*What is expected*.
Lines that hold the word "this" should be located and copied.

*Records about charts and figures*.
○ ○ ○ ○
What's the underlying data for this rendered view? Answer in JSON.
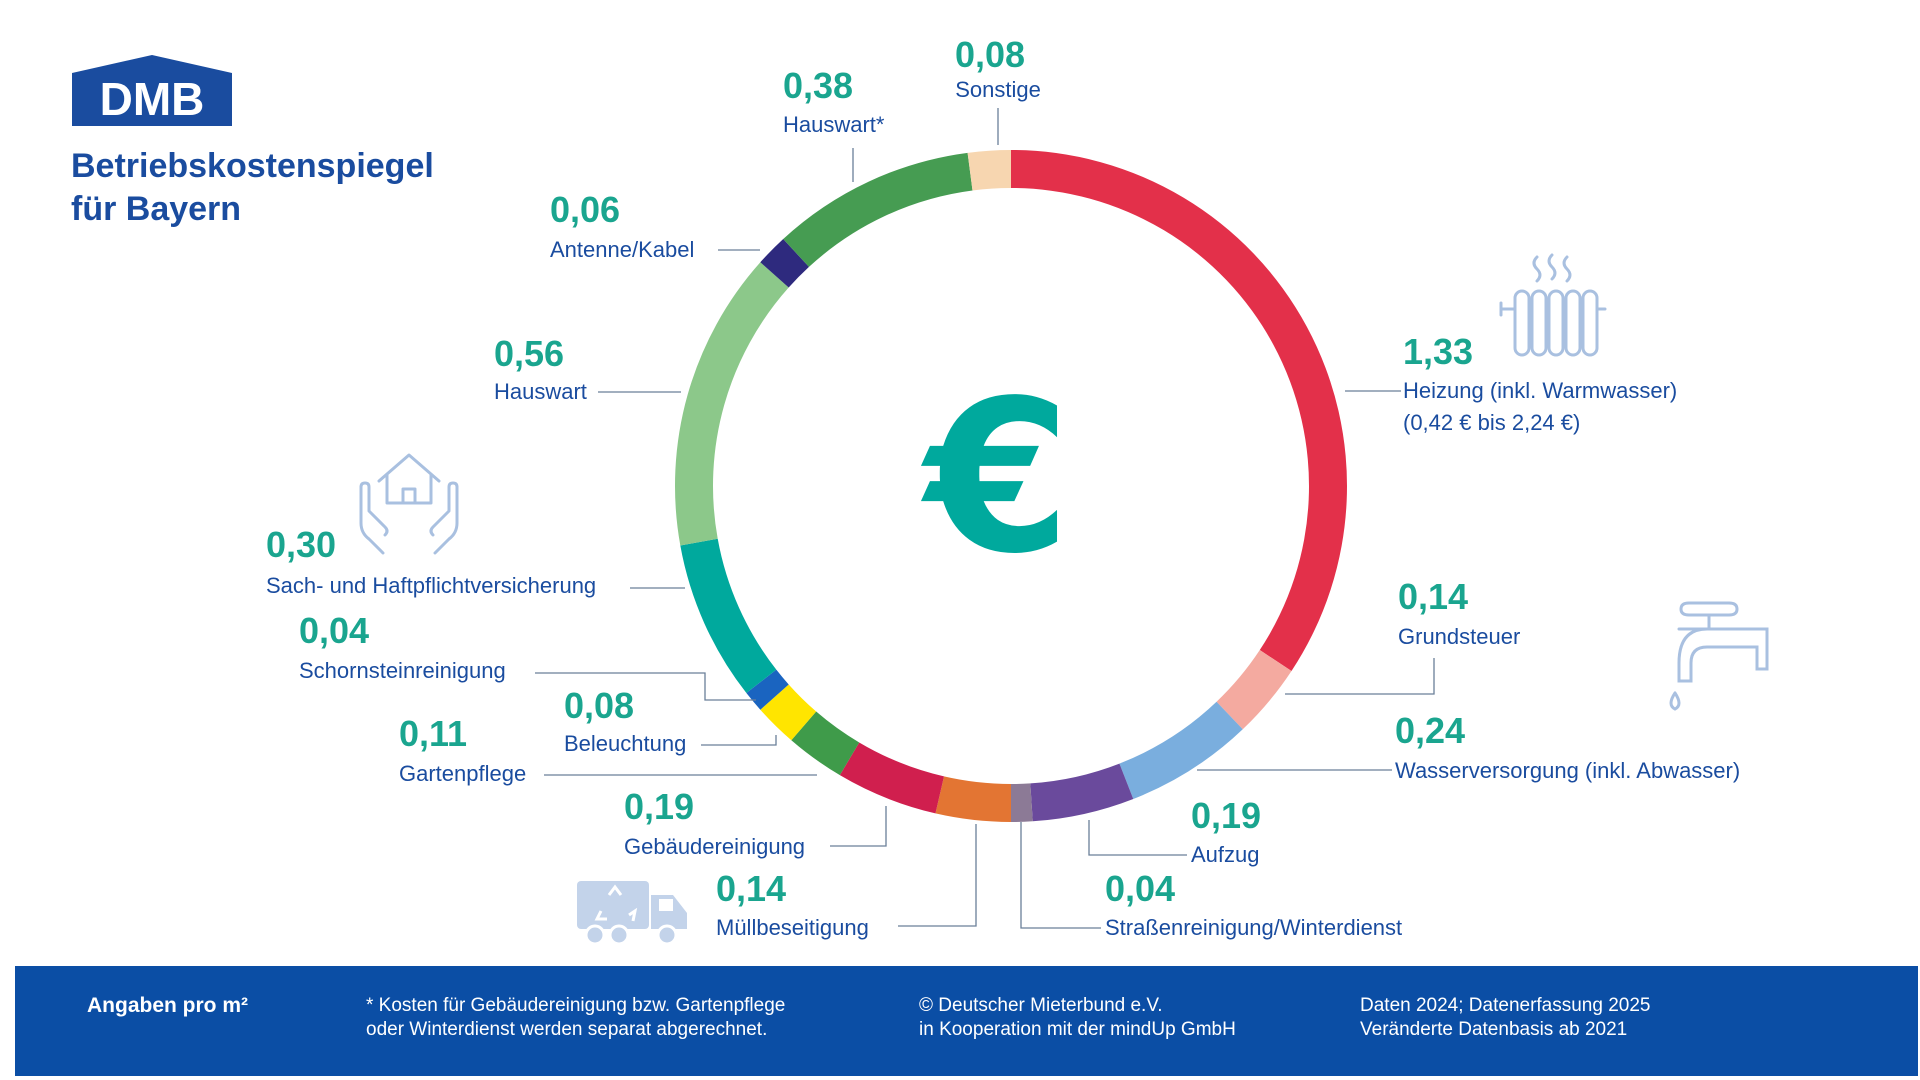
{
  "header": {
    "logo_text": "DMB",
    "title_line1": "Betriebskostenspiegel",
    "title_line2": "für Bayern"
  },
  "center_symbol": "€",
  "icons": [
    "radiator-icon",
    "water-tap-icon",
    "house-in-hands-icon",
    "garbage-truck-icon"
  ],
  "chart_data": {
    "type": "donut",
    "unit": "€ pro m²",
    "segments": [
      {
        "label": "Heizung (inkl. Warmwasser)",
        "label_line2": "(0,42 € bis 2,24 €)",
        "value": 1.33,
        "value_text": "1,33",
        "color": "#e3304a"
      },
      {
        "label": "Grundsteuer",
        "value": 0.14,
        "value_text": "0,14",
        "color": "#f4aaa0"
      },
      {
        "label": "Wasserversorgung (inkl. Abwasser)",
        "value": 0.24,
        "value_text": "0,24",
        "color": "#7aaede"
      },
      {
        "label": "Aufzug",
        "value": 0.19,
        "value_text": "0,19",
        "color": "#6a4a9c"
      },
      {
        "label": "Straßenreinigung/Winterdienst",
        "value": 0.04,
        "value_text": "0,04",
        "color": "#8c7a96"
      },
      {
        "label": "Müllbeseitigung",
        "value": 0.14,
        "value_text": "0,14",
        "color": "#e37533"
      },
      {
        "label": "Gebäudereinigung",
        "value": 0.19,
        "value_text": "0,19",
        "color": "#d01f4e"
      },
      {
        "label": "Gartenpflege",
        "value": 0.11,
        "value_text": "0,11",
        "color": "#3f9b4a"
      },
      {
        "label": "Beleuchtung",
        "value": 0.08,
        "value_text": "0,08",
        "color": "#ffe500"
      },
      {
        "label": "Schornsteinreinigung",
        "value": 0.04,
        "value_text": "0,04",
        "color": "#1a64c0"
      },
      {
        "label": "Sach- und Haftpflichtversicherung",
        "value": 0.3,
        "value_text": "0,30",
        "color": "#00a99d"
      },
      {
        "label": "Hauswart",
        "value": 0.56,
        "value_text": "0,56",
        "color": "#8cc88a"
      },
      {
        "label": "Antenne/Kabel",
        "value": 0.06,
        "value_text": "0,06",
        "color": "#2e2a7e"
      },
      {
        "label": "Hauswart*",
        "value": 0.38,
        "value_text": "0,38",
        "color": "#469c52"
      },
      {
        "label": "Sonstige",
        "value": 0.08,
        "value_text": "0,08",
        "color": "#f7d6b0"
      }
    ]
  },
  "footer": {
    "units": "Angaben pro m²",
    "note_line1": "* Kosten für Gebäudereinigung bzw. Gartenpflege",
    "note_line2": "oder Winterdienst werden separat abgerechnet.",
    "copyright_line1": "© Deutscher Mieterbund e.V.",
    "copyright_line2": "in Kooperation mit der mindUp GmbH",
    "data_line1": "Daten 2024; Datenerfassung 2025",
    "data_line2": "Veränderte Datenbasis ab 2021"
  }
}
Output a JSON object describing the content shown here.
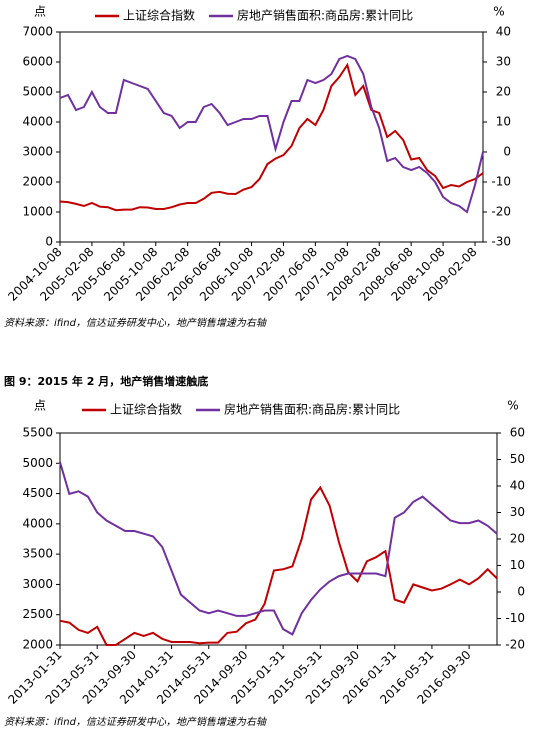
{
  "chart_data": [
    {
      "type": "line",
      "y_label": "点",
      "y2_label": "%",
      "source": "资料来源：ifind，信达证券研发中心，地产销售增速为右轴",
      "categories": [
        "2004-10-08",
        null,
        null,
        null,
        "2005-02-08",
        null,
        null,
        null,
        "2005-06-08",
        null,
        null,
        null,
        "2005-10-08",
        null,
        null,
        null,
        "2006-02-08",
        null,
        null,
        null,
        "2006-06-08",
        null,
        null,
        null,
        "2006-10-08",
        null,
        null,
        null,
        "2007-02-08",
        null,
        null,
        null,
        "2007-06-08",
        null,
        null,
        null,
        "2007-10-08",
        null,
        null,
        null,
        "2008-02-08",
        null,
        null,
        null,
        "2008-06-08",
        null,
        null,
        null,
        "2008-10-08",
        null,
        null,
        null,
        "2009-02-08",
        null
      ],
      "series": [
        {
          "name": "上证综合指数",
          "color": "#c00000",
          "values": [
            1350,
            1330,
            1270,
            1200,
            1300,
            1180,
            1160,
            1060,
            1080,
            1080,
            1160,
            1150,
            1100,
            1100,
            1160,
            1250,
            1300,
            1300,
            1440,
            1640,
            1670,
            1610,
            1600,
            1750,
            1830,
            2100,
            2600,
            2780,
            2900,
            3200,
            3800,
            4100,
            3900,
            4400,
            5200,
            5500,
            5900,
            4900,
            5200,
            4400,
            4300,
            3500,
            3700,
            3400,
            2750,
            2800,
            2400,
            2200,
            1800,
            1900,
            1850,
            2000,
            2100,
            2300
          ]
        },
        {
          "name": "房地产销售面积:商品房:累计同比",
          "color": "#7030a0",
          "axis": "y2",
          "values": [
            18,
            19,
            14,
            15,
            20,
            15,
            13,
            13,
            24,
            23,
            22,
            21,
            17,
            13,
            12,
            8,
            10,
            10,
            15,
            16,
            13,
            9,
            10,
            11,
            11,
            12,
            12,
            1,
            10,
            17,
            17,
            24,
            23,
            24,
            26,
            31,
            32,
            31,
            26,
            15,
            8,
            -3,
            -2,
            -5,
            -6,
            -5,
            -7,
            -10,
            -15,
            -17,
            -18,
            -20,
            -11,
            0
          ]
        }
      ],
      "ylim": [
        0,
        7000
      ],
      "yticks": [
        0,
        1000,
        2000,
        3000,
        4000,
        5000,
        6000,
        7000
      ],
      "y2lim": [
        -30,
        40
      ],
      "y2ticks": [
        -30,
        -20,
        -10,
        0,
        10,
        20,
        30,
        40
      ]
    },
    {
      "type": "line",
      "title": "图 9：2015 年 2 月，地产销售增速触底",
      "y_label": "点",
      "y2_label": "%",
      "source": "资料来源：ifind，信达证券研发中心，地产销售增速为右轴",
      "categories": [
        "2013-01-31",
        null,
        null,
        null,
        "2013-05-31",
        null,
        null,
        null,
        "2013-09-30",
        null,
        null,
        null,
        "2014-01-31",
        null,
        null,
        null,
        "2014-05-31",
        null,
        null,
        null,
        "2014-09-30",
        null,
        null,
        null,
        "2015-01-31",
        null,
        null,
        null,
        "2015-05-31",
        null,
        null,
        null,
        "2015-09-30",
        null,
        null,
        null,
        "2016-01-31",
        null,
        null,
        null,
        "2016-05-31",
        null,
        null,
        null,
        "2016-09-30",
        null,
        null,
        null
      ],
      "series": [
        {
          "name": "上证综合指数",
          "color": "#c00000",
          "values": [
            2400,
            2370,
            2250,
            2200,
            2300,
            2000,
            2000,
            2100,
            2200,
            2150,
            2200,
            2100,
            2050,
            2050,
            2050,
            2030,
            2040,
            2040,
            2200,
            2220,
            2360,
            2420,
            2680,
            3230,
            3250,
            3300,
            3750,
            4400,
            4600,
            4300,
            3700,
            3200,
            3050,
            3380,
            3450,
            3550,
            2750,
            2700,
            3000,
            2950,
            2900,
            2930,
            3000,
            3080,
            3000,
            3100,
            3250,
            3100
          ]
        },
        {
          "name": "房地产销售面积:商品房:累计同比",
          "color": "#7030a0",
          "axis": "y2",
          "values": [
            49,
            37,
            38,
            36,
            30,
            27,
            25,
            23,
            23,
            22,
            21,
            17,
            8,
            -1,
            -4,
            -7,
            -8,
            -7,
            -8,
            -9,
            -9,
            -8,
            -7,
            -7,
            -14,
            -16,
            -8,
            -3,
            1,
            4,
            6,
            7,
            7,
            7,
            7,
            6,
            28,
            30,
            34,
            36,
            33,
            30,
            27,
            26,
            26,
            27,
            25,
            22
          ]
        }
      ],
      "ylim": [
        2000,
        5500
      ],
      "yticks": [
        2000,
        2500,
        3000,
        3500,
        4000,
        4500,
        5000,
        5500
      ],
      "y2lim": [
        -20,
        60
      ],
      "y2ticks": [
        -20,
        -10,
        0,
        10,
        20,
        30,
        40,
        50,
        60
      ]
    }
  ]
}
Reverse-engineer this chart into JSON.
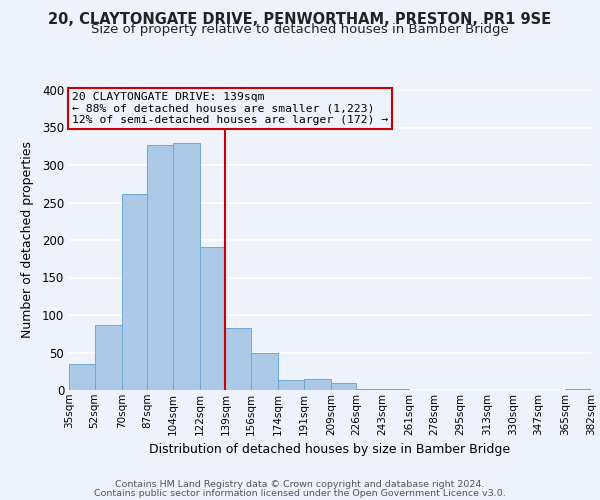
{
  "title": "20, CLAYTONGATE DRIVE, PENWORTHAM, PRESTON, PR1 9SE",
  "subtitle": "Size of property relative to detached houses in Bamber Bridge",
  "xlabel": "Distribution of detached houses by size in Bamber Bridge",
  "ylabel": "Number of detached properties",
  "bar_edges": [
    35,
    52,
    70,
    87,
    104,
    122,
    139,
    156,
    174,
    191,
    209,
    226,
    243,
    261,
    278,
    295,
    313,
    330,
    347,
    365,
    382
  ],
  "bar_heights": [
    35,
    87,
    261,
    327,
    330,
    191,
    83,
    50,
    14,
    15,
    10,
    1,
    1,
    0,
    0,
    0,
    0,
    0,
    0,
    2
  ],
  "bar_color": "#adc9e8",
  "bar_edge_color": "#6aaad4",
  "reference_line_x": 139,
  "reference_line_color": "#cc0000",
  "annotation_line1": "20 CLAYTONGATE DRIVE: 139sqm",
  "annotation_line2": "← 88% of detached houses are smaller (1,223)",
  "annotation_line3": "12% of semi-detached houses are larger (172) →",
  "annotation_box_edge_color": "#cc0000",
  "ylim": [
    0,
    400
  ],
  "yticks": [
    0,
    50,
    100,
    150,
    200,
    250,
    300,
    350,
    400
  ],
  "tick_labels": [
    "35sqm",
    "52sqm",
    "70sqm",
    "87sqm",
    "104sqm",
    "122sqm",
    "139sqm",
    "156sqm",
    "174sqm",
    "191sqm",
    "209sqm",
    "226sqm",
    "243sqm",
    "261sqm",
    "278sqm",
    "295sqm",
    "313sqm",
    "330sqm",
    "347sqm",
    "365sqm",
    "382sqm"
  ],
  "footer_line1": "Contains HM Land Registry data © Crown copyright and database right 2024.",
  "footer_line2": "Contains public sector information licensed under the Open Government Licence v3.0.",
  "background_color": "#eef2fb",
  "title_fontsize": 10.5,
  "subtitle_fontsize": 9.5,
  "axis_label_fontsize": 9,
  "tick_fontsize": 7.5,
  "ytick_fontsize": 8.5,
  "footer_fontsize": 6.8
}
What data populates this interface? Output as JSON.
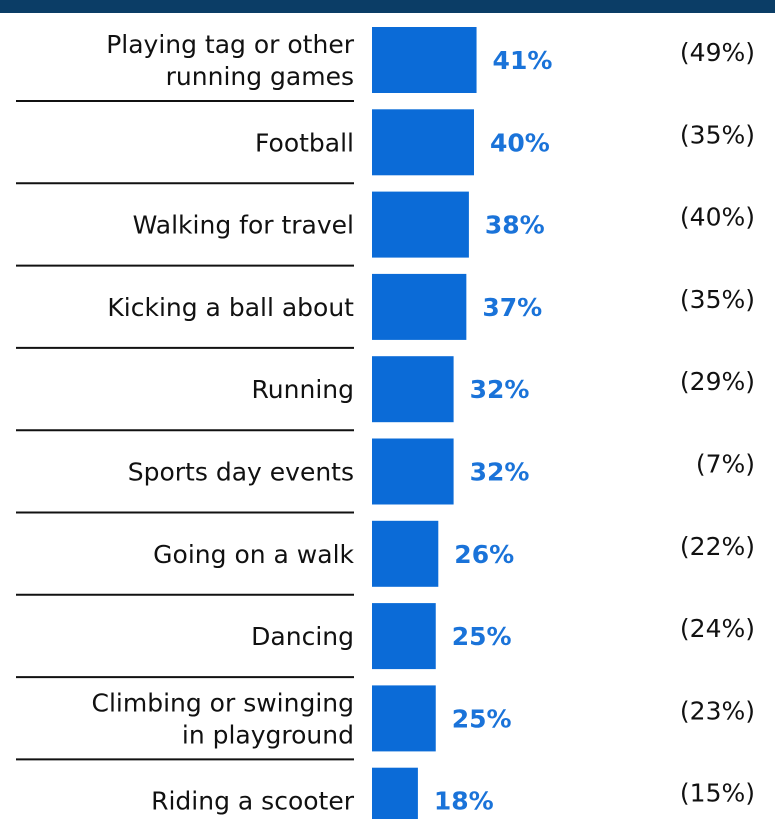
{
  "colors": {
    "bar": "#0b6bd7",
    "value_text": "#1a73d9",
    "top_rule": "#0b3d66",
    "separator": "#111111"
  },
  "chart_data": {
    "type": "bar",
    "orientation": "horizontal",
    "title": "",
    "xlabel": "",
    "ylabel": "",
    "xlim": [
      0,
      100
    ],
    "grid": false,
    "categories": [
      [
        "Playing tag or other",
        "running games"
      ],
      [
        "Football"
      ],
      [
        "Walking for travel"
      ],
      [
        "Kicking a ball about"
      ],
      [
        "Running"
      ],
      [
        "Sports day events"
      ],
      [
        "Going on a walk"
      ],
      [
        "Dancing"
      ],
      [
        "Climbing or swinging",
        "in playground"
      ],
      [
        "Riding a scooter"
      ]
    ],
    "values": [
      41,
      40,
      38,
      37,
      32,
      32,
      26,
      25,
      25,
      18
    ],
    "value_labels": [
      "41%",
      "40%",
      "38%",
      "37%",
      "32%",
      "32%",
      "26%",
      "25%",
      "25%",
      "18%"
    ],
    "comparison_labels": [
      "(49%)",
      "(35%)",
      "(40%)",
      "(35%)",
      "(29%)",
      "(7%)",
      "(22%)",
      "(24%)",
      "(23%)",
      "(15%)"
    ]
  }
}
○ ○ ○ ○
*Right answer*.
What's the underlying data for this rendered view? Answer in JSON.
Reverse-engineer this chart into JSON.
What data populates this interface? Output as JSON.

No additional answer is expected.